*Short problem*
Repeat the data that follows, word for word, without the images.

*Records shown*
--------------------------------
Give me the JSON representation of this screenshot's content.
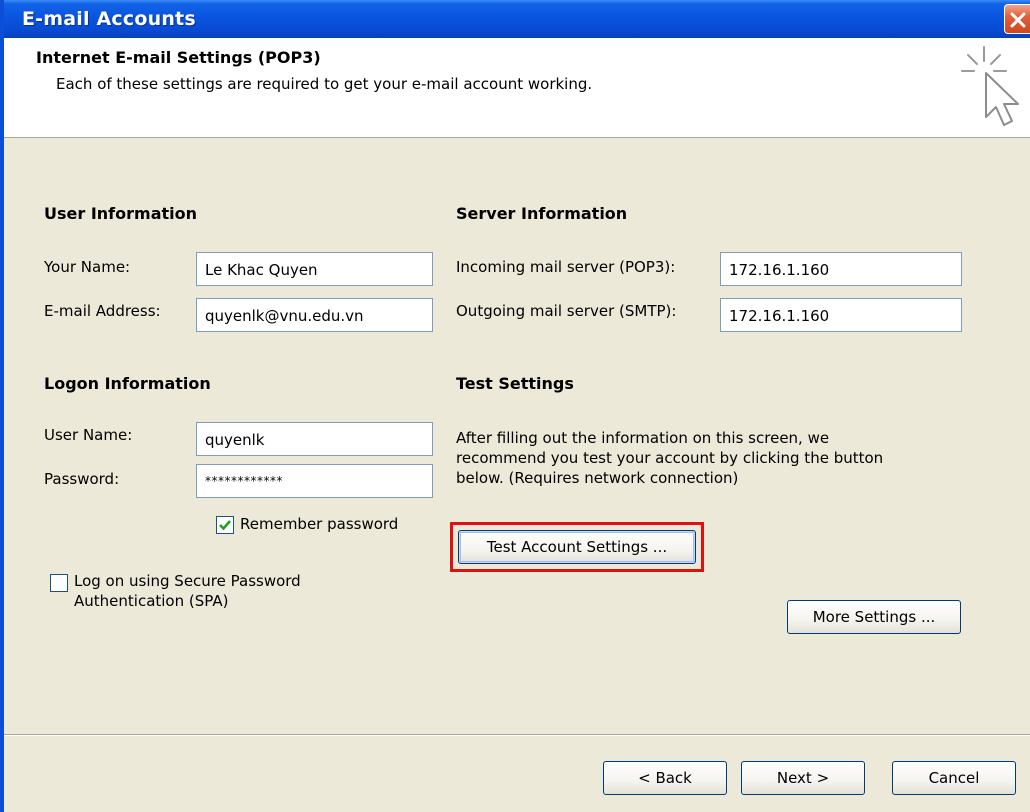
{
  "window": {
    "title": "E-mail Accounts"
  },
  "header": {
    "title": "Internet E-mail Settings (POP3)",
    "subtitle": "Each of these settings are required to get your e-mail account working."
  },
  "user_info": {
    "heading": "User Information",
    "name_label": "Your Name:",
    "name_value": "Le Khac Quyen",
    "email_label": "E-mail Address:",
    "email_value": "quyenlk@vnu.edu.vn"
  },
  "server_info": {
    "heading": "Server Information",
    "incoming_label": "Incoming mail server (POP3):",
    "incoming_value": "172.16.1.160",
    "outgoing_label": "Outgoing mail server (SMTP):",
    "outgoing_value": "172.16.1.160"
  },
  "logon_info": {
    "heading": "Logon Information",
    "username_label": "User Name:",
    "username_value": "quyenlk",
    "password_label": "Password:",
    "password_value": "************",
    "remember_label": "Remember password",
    "remember_checked": true,
    "spa_label_line1": "Log on using Secure Password",
    "spa_label_line2": "Authentication (SPA)",
    "spa_checked": false
  },
  "test_settings": {
    "heading": "Test Settings",
    "description": "After filling out the information on this screen, we recommend you test your account by clicking the button below. (Requires network connection)",
    "test_button": "Test Account Settings ...",
    "more_button": "More Settings ..."
  },
  "footer": {
    "back_button": "< Back",
    "next_button": "Next >",
    "cancel_button": "Cancel"
  },
  "colors": {
    "title_bar": "#0a55de",
    "dialog_bg": "#ece9d8",
    "highlight": "#e01010"
  },
  "icons": [
    "close-icon",
    "wizard-cursor-icon",
    "checkmark-icon"
  ]
}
--------------------------------
*Completed task*
Give me the JSON representation of this screenshot's content.
{
  "window": {
    "title": "E-mail Accounts"
  },
  "header": {
    "title": "Internet E-mail Settings (POP3)",
    "subtitle": "Each of these settings are required to get your e-mail account working."
  },
  "user_info": {
    "heading": "User Information",
    "name_label": "Your Name:",
    "name_value": "Le Khac Quyen",
    "email_label": "E-mail Address:",
    "email_value": "quyenlk@vnu.edu.vn"
  },
  "server_info": {
    "heading": "Server Information",
    "incoming_label": "Incoming mail server (POP3):",
    "incoming_value": "172.16.1.160",
    "outgoing_label": "Outgoing mail server (SMTP):",
    "outgoing_value": "172.16.1.160"
  },
  "logon_info": {
    "heading": "Logon Information",
    "username_label": "User Name:",
    "username_value": "quyenlk",
    "password_label": "Password:",
    "password_value": "************",
    "remember_label": "Remember password",
    "remember_checked": true,
    "spa_label_line1": "Log on using Secure Password",
    "spa_label_line2": "Authentication (SPA)",
    "spa_checked": false
  },
  "test_settings": {
    "heading": "Test Settings",
    "description": "After filling out the information on this screen, we recommend you test your account by clicking the button below. (Requires network connection)",
    "test_button": "Test Account Settings ...",
    "more_button": "More Settings ..."
  },
  "footer": {
    "back_button": "< Back",
    "next_button": "Next >",
    "cancel_button": "Cancel"
  },
  "colors": {
    "title_bar": "#0a55de",
    "dialog_bg": "#ece9d8",
    "highlight": "#e01010"
  },
  "icons": [
    "close-icon",
    "wizard-cursor-icon",
    "checkmark-icon"
  ]
}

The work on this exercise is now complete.